* _Your task_
The listing beneath should be written out in full, exactly as shown.

Start Data provided

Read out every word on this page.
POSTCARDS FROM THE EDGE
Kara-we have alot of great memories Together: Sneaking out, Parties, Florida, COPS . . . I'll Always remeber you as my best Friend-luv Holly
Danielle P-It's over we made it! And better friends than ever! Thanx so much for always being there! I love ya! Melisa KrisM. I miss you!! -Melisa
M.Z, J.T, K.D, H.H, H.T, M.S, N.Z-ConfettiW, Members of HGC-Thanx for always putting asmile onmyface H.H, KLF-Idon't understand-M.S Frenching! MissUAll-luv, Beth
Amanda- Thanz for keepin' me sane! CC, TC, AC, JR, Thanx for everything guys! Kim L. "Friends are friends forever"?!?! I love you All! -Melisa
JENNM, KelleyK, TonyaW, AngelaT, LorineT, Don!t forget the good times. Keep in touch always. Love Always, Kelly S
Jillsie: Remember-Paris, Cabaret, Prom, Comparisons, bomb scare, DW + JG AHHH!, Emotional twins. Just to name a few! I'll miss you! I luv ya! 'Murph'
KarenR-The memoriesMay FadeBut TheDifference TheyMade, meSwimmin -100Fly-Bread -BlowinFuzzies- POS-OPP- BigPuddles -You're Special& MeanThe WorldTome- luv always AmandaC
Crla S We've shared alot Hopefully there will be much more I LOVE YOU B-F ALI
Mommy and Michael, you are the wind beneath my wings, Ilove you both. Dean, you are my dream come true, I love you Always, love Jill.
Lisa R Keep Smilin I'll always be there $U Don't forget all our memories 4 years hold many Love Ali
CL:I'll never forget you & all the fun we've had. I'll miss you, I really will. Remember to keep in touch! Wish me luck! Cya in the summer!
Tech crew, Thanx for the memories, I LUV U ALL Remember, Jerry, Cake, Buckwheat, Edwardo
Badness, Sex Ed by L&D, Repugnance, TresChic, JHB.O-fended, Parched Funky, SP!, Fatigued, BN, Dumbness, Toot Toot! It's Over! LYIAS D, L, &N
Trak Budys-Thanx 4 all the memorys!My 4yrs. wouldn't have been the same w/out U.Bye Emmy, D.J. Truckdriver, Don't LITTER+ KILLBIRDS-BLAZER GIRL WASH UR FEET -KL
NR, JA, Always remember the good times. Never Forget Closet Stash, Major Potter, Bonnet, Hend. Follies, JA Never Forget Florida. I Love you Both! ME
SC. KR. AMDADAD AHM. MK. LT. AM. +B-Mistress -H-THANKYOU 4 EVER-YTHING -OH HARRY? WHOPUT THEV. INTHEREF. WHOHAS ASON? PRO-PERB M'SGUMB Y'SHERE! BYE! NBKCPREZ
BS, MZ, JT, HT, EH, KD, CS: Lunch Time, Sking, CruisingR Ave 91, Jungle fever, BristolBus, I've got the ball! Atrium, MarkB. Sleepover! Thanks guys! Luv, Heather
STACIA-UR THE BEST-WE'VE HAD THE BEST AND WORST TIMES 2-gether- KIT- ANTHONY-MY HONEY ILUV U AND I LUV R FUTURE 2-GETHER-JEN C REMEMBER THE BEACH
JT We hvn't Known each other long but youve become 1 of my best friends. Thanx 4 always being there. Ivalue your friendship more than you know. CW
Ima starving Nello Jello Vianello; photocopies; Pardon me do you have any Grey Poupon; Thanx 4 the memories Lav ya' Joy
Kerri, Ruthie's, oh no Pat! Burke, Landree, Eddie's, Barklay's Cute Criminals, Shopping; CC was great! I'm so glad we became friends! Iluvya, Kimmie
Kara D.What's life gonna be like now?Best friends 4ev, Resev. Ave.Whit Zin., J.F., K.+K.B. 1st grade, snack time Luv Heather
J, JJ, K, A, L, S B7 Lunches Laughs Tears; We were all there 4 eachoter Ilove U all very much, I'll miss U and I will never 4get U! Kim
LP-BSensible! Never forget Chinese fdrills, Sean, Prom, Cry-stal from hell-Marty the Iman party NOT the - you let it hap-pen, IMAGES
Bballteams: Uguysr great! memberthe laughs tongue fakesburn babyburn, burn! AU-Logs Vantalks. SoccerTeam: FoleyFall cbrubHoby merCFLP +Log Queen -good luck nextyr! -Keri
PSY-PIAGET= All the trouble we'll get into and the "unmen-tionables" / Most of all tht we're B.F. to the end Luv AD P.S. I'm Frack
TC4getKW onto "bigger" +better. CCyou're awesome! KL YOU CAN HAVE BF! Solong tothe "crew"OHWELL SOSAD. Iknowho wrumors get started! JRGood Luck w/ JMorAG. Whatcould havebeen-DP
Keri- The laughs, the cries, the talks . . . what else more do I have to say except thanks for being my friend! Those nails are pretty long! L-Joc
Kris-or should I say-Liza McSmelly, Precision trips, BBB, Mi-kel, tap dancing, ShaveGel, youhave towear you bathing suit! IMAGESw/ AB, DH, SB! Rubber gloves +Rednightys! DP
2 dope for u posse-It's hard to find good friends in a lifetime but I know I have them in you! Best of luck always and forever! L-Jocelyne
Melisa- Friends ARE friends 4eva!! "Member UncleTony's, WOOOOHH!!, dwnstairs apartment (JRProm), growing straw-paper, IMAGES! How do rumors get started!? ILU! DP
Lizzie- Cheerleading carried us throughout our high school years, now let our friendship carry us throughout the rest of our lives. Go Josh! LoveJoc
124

End Data provided

* _Correct answer_
Read out every word on this page.
POSTCARDS FROM THE EDGE
Kara-we have alot of great memories Together: Sneaking out, Parties, Florida, COPS . . . I'll Always remeber you as my best Friend-luv Holly
Danielle P-It's over we made it! And better friends than ever! Thanx so much for always being there! I love ya! Melisa KrisM. I miss you!! -Melisa
M.Z, J.T, K.D, H.H, H.T, M.S, N.Z-ConfettiW, Members of HGC-Thanx for always putting asmile onmyface H.H, KLF-Idon't understand-M.S Frenching! MissUAll-luv, Beth
Amanda- Thanz for keepin' me sane! CC, TC, AC, JR, Thanx for everything guys! Kim L. "Friends are friends forever"?!?! I love you All! -Melisa
JENNM, KelleyK, TonyaW, AngelaT, LorineT, Don!t forget the good times. Keep in touch always. Love Always, Kelly S
Jillsie: Remember-Paris, Cabaret, Prom, Comparisons, bomb scare, DW + JG AHHH!, Emotional twins. Just to name a few! I'll miss you! I luv ya! 'Murph'
KarenR-The memoriesMay FadeBut TheDifference TheyMade, meSwimmin -100Fly-Bread -BlowinFuzzies- POS-OPP- BigPuddles -You're Special& MeanThe WorldTome- luv always AmandaC
Crla S We've shared alot Hopefully there will be much more I LOVE YOU B-F ALI
Mommy and Michael, you are the wind beneath my wings, Ilove you both. Dean, you are my dream come true, I love you Always, love Jill.
Lisa R Keep Smilin I'll always be there $U Don't forget all our memories 4 years hold many Love Ali
CL:I'll never forget you & all the fun we've had. I'll miss you, I really will. Remember to keep in touch! Wish me luck! Cya in the summer!
Tech crew, Thanx for the memories, I LUV U ALL Remember, Jerry, Cake, Buckwheat, Edwardo
Badness, Sex Ed by L&D, Repugnance, TresChic, JHB.O-fended, Parched Funky, SP!, Fatigued, BN, Dumbness, Toot Toot! It's Over! LYIAS D, L, &N
Trak Budys-Thanx 4 all the memorys!My 4yrs. wouldn't have been the same w/out U.Bye Emmy, D.J. Truckdriver, Don't LITTER+ KILLBIRDS-BLAZER GIRL WASH UR FEET -KL
NR, JA, Always remember the good times. Never Forget Closet Stash, Major Potter, Bonnet, Hend. Follies, JA Never Forget Florida. I Love you Both! ME
SC. KR. AMDADAD AHM. MK. LT. AM. +B-Mistress -H-THANKYOU 4 EVER-YTHING -OH HARRY? WHOPUT THEV. INTHEREF. WHOHAS ASON? PRO-PERB M'SGUMB Y'SHERE! BYE! NBKCPREZ
BS, MZ, JT, HT, EH, KD, CS: Lunch Time, Sking, CruisingR Ave 91, Jungle fever, BristolBus, I've got the ball! Atrium, MarkB. Sleepover! Thanks guys! Luv, Heather
STACIA-UR THE BEST-WE'VE HAD THE BEST AND WORST TIMES 2-gether- KIT- ANTHONY-MY HONEY ILUV U AND I LUV R FUTURE 2-GETHER-JEN C REMEMBER THE BEACH
JT We hvn't Known each other long but youve become 1 of my best friends. Thanx 4 always being there. Ivalue your friendship more than you know. CW
Ima starving Nello Jello Vianello; photocopies; Pardon me do you have any Grey Poupon; Thanx 4 the memories Lav ya' Joy
Kerri, Ruthie's, oh no Pat! Burke, Landree, Eddie's, Barklay's Cute Criminals, Shopping; CC was great! I'm so glad we became friends! Iluvya, Kimmie
Kara D.What's life gonna be like now?Best friends 4ev, Resev. Ave.Whit Zin., J.F., K.+K.B. 1st grade, snack time Luv Heather
J, JJ, K, A, L, S B7 Lunches Laughs Tears; We were all there 4 eachoter Ilove U all very much, I'll miss U and I will never 4get U! Kim
LP-BSensible! Never forget Chinese fdrills, Sean, Prom, Cry-stal from hell-Marty the Iman party NOT the - you let it hap-pen, IMAGES
Bballteams: Uguysr great! memberthe laughs tongue fakesburn babyburn, burn! AU-Logs Vantalks. SoccerTeam: FoleyFall cbrubHoby merCFLP +Log Queen -good luck nextyr! -Keri
PSY-PIAGET= All the trouble we'll get into and the "unmen-tionables" / Most of all tht we're B.F. to the end Luv AD P.S. I'm Frack
TC4getKW onto "bigger" +better. CCyou're awesome! KL YOU CAN HAVE BF! Solong tothe "crew"OHWELL SOSAD. Iknowho wrumors get started! JRGood Luck w/ JMorAG. Whatcould havebeen-DP
Keri- The laughs, the cries, the talks . . . what else more do I have to say except thanks for being my friend! Those nails are pretty long! L-Joc
Kris-or should I say-Liza McSmelly, Precision trips, BBB, Mi-kel, tap dancing, ShaveGel, youhave towear you bathing suit! IMAGESw/ AB, DH, SB! Rubber gloves +Rednightys! DP
2 dope for u posse-It's hard to find good friends in a lifetime but I know I have them in you! Best of luck always and forever! L-Jocelyne
Melisa- Friends ARE friends 4eva!! "Member UncleTony's, WOOOOHH!!, dwnstairs apartment (JRProm), growing straw-paper, IMAGES! How do rumors get started!? ILU! DP
Lizzie- Cheerleading carried us throughout our high school years, now let our friendship carry us throughout the rest of our lives. Go Josh! LoveJoc
124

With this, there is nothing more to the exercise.